*** GIVEN DATA ***

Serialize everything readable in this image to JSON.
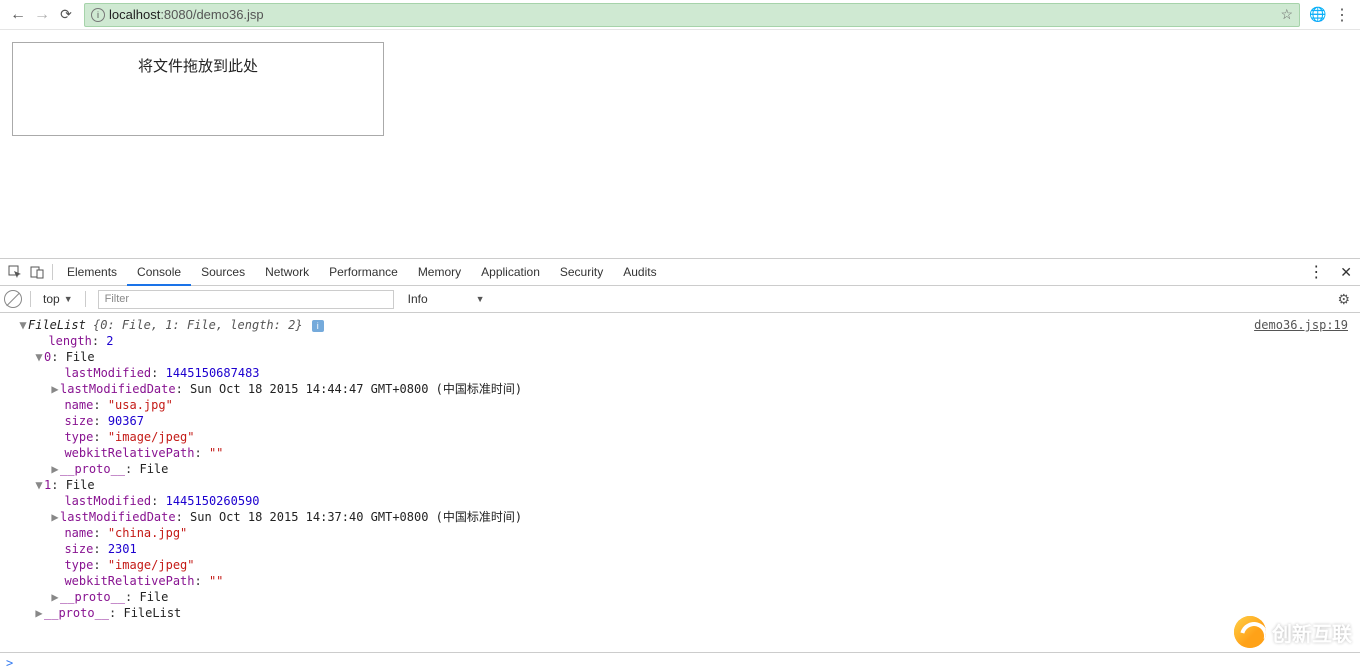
{
  "browser": {
    "url_host": "localhost",
    "url_port_path": ":8080/demo36.jsp"
  },
  "page": {
    "drop_text": "将文件拖放到此处"
  },
  "devtools": {
    "tabs": [
      "Elements",
      "Console",
      "Sources",
      "Network",
      "Performance",
      "Memory",
      "Application",
      "Security",
      "Audits"
    ],
    "active_tab": "Console",
    "context": "top",
    "filter_placeholder": "Filter",
    "info_label": "Info",
    "source_link": "demo36.jsp:19"
  },
  "console": {
    "header_type": "FileList",
    "header_summary": "{0: File, 1: File, length: 2}",
    "length_key": "length",
    "length_val": "2",
    "files": [
      {
        "index": "0",
        "type_label": "File",
        "lastModified_key": "lastModified",
        "lastModified": "1445150687483",
        "lastModifiedDate_key": "lastModifiedDate",
        "lastModifiedDate": "Sun Oct 18 2015 14:44:47 GMT+0800 (中国标准时间)",
        "name_key": "name",
        "name": "\"usa.jpg\"",
        "size_key": "size",
        "size": "90367",
        "type_key": "type",
        "type": "\"image/jpeg\"",
        "webkitRelativePath_key": "webkitRelativePath",
        "webkitRelativePath": "\"\"",
        "proto_key": "__proto__",
        "proto_val": "File"
      },
      {
        "index": "1",
        "type_label": "File",
        "lastModified_key": "lastModified",
        "lastModified": "1445150260590",
        "lastModifiedDate_key": "lastModifiedDate",
        "lastModifiedDate": "Sun Oct 18 2015 14:37:40 GMT+0800 (中国标准时间)",
        "name_key": "name",
        "name": "\"china.jpg\"",
        "size_key": "size",
        "size": "2301",
        "type_key": "type",
        "type": "\"image/jpeg\"",
        "webkitRelativePath_key": "webkitRelativePath",
        "webkitRelativePath": "\"\"",
        "proto_key": "__proto__",
        "proto_val": "File"
      }
    ],
    "outer_proto_key": "__proto__",
    "outer_proto_val": "FileList",
    "prompt": ">"
  },
  "watermark": {
    "text": "创新互联"
  }
}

***

WHAT THE TASK REQUIRES =
Count the lines that hold the string "name", and reply with that number alone.

ANSWER TO THIS PROBLEM =
4